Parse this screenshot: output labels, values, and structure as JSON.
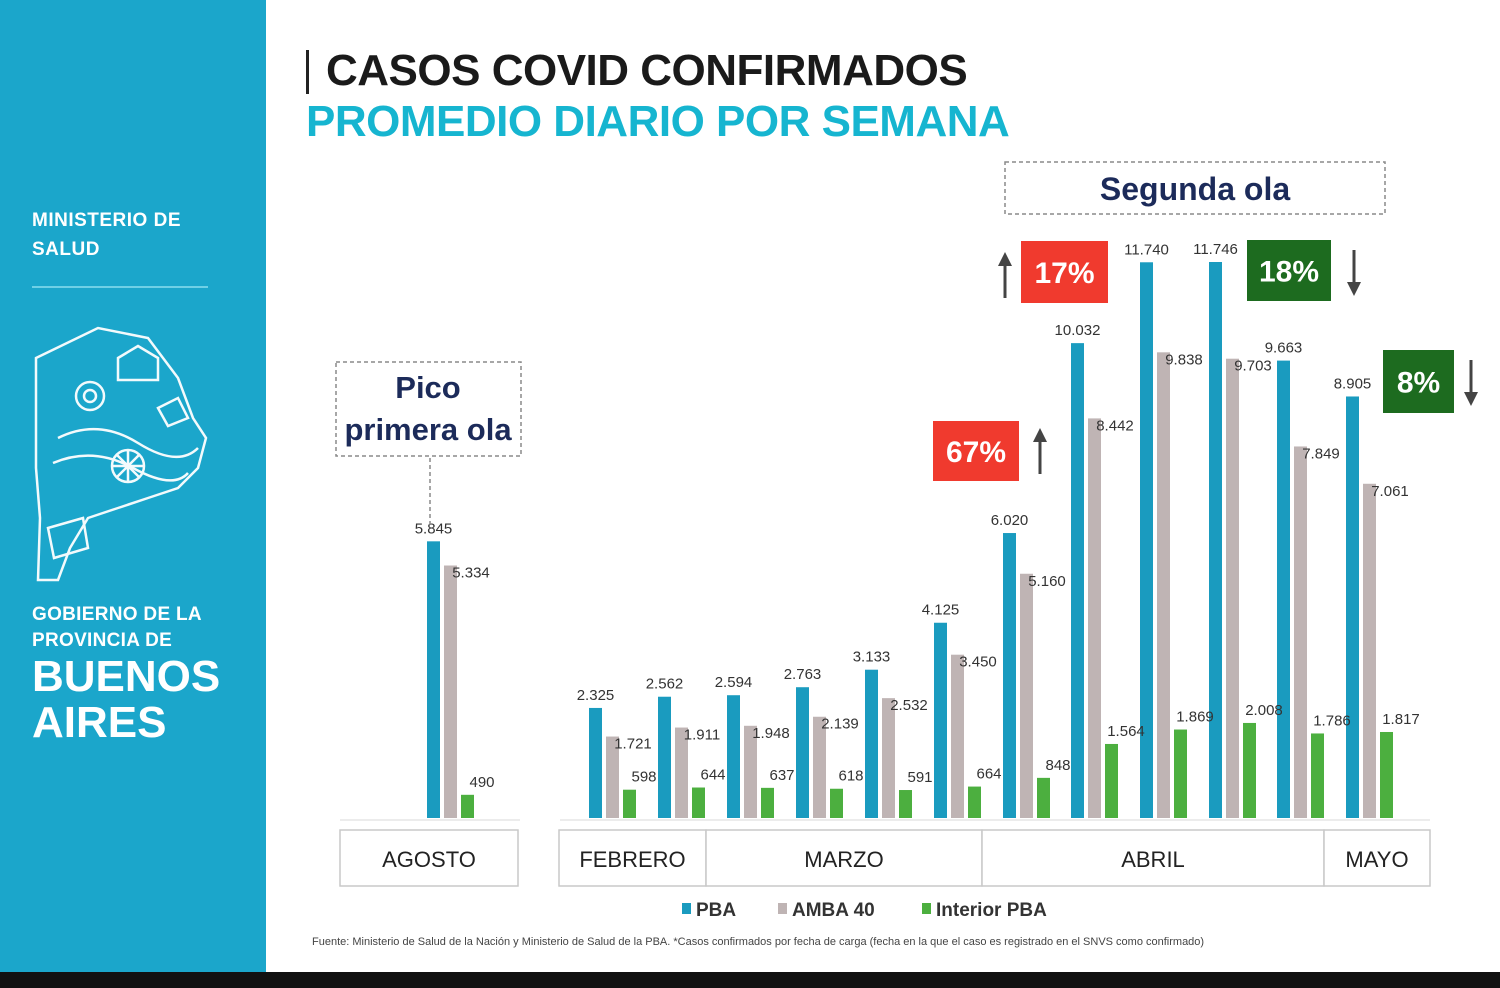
{
  "sidebar": {
    "ministry": "MINISTERIO DE SALUD",
    "gob_line1": "GOBIERNO DE LA",
    "gob_line2": "PROVINCIA DE",
    "province": "BUENOS AIRES"
  },
  "colors": {
    "sidebar": "#1ba6cb",
    "pba": "#1a9bbf",
    "amba": "#bfb4b4",
    "interior": "#4caf3f",
    "increase": "#f03a2e",
    "decrease": "#1d6b1f",
    "navy": "#1c2b5a"
  },
  "annotations": {
    "pico": "Pico primera ola",
    "segunda": "Segunda ola",
    "badges": [
      {
        "text": "17%",
        "direction": "up",
        "kind": "increase"
      },
      {
        "text": "67%",
        "direction": "up",
        "kind": "increase"
      },
      {
        "text": "18%",
        "direction": "down",
        "kind": "decrease"
      },
      {
        "text": "8%",
        "direction": "down",
        "kind": "decrease"
      }
    ]
  },
  "footnote": "Fuente: Ministerio de Salud de la Nación y Ministerio de Salud de la PBA. *Casos confirmados por fecha de carga (fecha en la que el caso es registrado en el SNVS como confirmado)",
  "chart_data": {
    "type": "bar",
    "title": "CASOS COVID CONFIRMADOS",
    "subtitle": "PROMEDIO DIARIO POR SEMANA",
    "months": [
      {
        "label": "AGOSTO",
        "span": 1
      },
      {
        "label": "FEBRERO",
        "span": 2
      },
      {
        "label": "MARZO",
        "span": 4
      },
      {
        "label": "ABRIL",
        "span": 5
      },
      {
        "label": "MAYO",
        "span": 1
      }
    ],
    "series": [
      {
        "name": "PBA",
        "values": [
          5845,
          2325,
          2562,
          2594,
          2763,
          3133,
          4125,
          6020,
          10032,
          11740,
          11746,
          9663,
          8905
        ],
        "labels": [
          "5.845",
          "2.325",
          "2.562",
          "2.594",
          "2.763",
          "3.133",
          "4.125",
          "6.020",
          "10.032",
          "11.740",
          "11.746",
          "9.663",
          "8.905"
        ]
      },
      {
        "name": "AMBA 40",
        "values": [
          5334,
          1721,
          1911,
          1948,
          2139,
          2532,
          3450,
          5160,
          8442,
          9838,
          9703,
          7849,
          7061
        ],
        "labels": [
          "5.334",
          "1.721",
          "1.911",
          "1.948",
          "2.139",
          "2.532",
          "3.450",
          "5.160",
          "8.442",
          "9.838",
          "9.703",
          "7.849",
          "7.061"
        ]
      },
      {
        "name": "Interior PBA",
        "values": [
          490,
          598,
          644,
          637,
          618,
          591,
          664,
          848,
          1564,
          1869,
          2008,
          1786,
          1817
        ],
        "labels": [
          "490",
          "598",
          "644",
          "637",
          "618",
          "591",
          "664",
          "848",
          "1.564",
          "1.869",
          "2.008",
          "1.786",
          "1.817"
        ]
      }
    ],
    "ylim": [
      0,
      11746
    ],
    "legend": "bottom-center",
    "grid": false
  }
}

**TASK STATEMENT:** For each line of the entries that includes "name", show that line.

**FINAL ANSWER:**
        "name": "PBA",
        "name": "AMBA 40",
        "name": "Interior PBA",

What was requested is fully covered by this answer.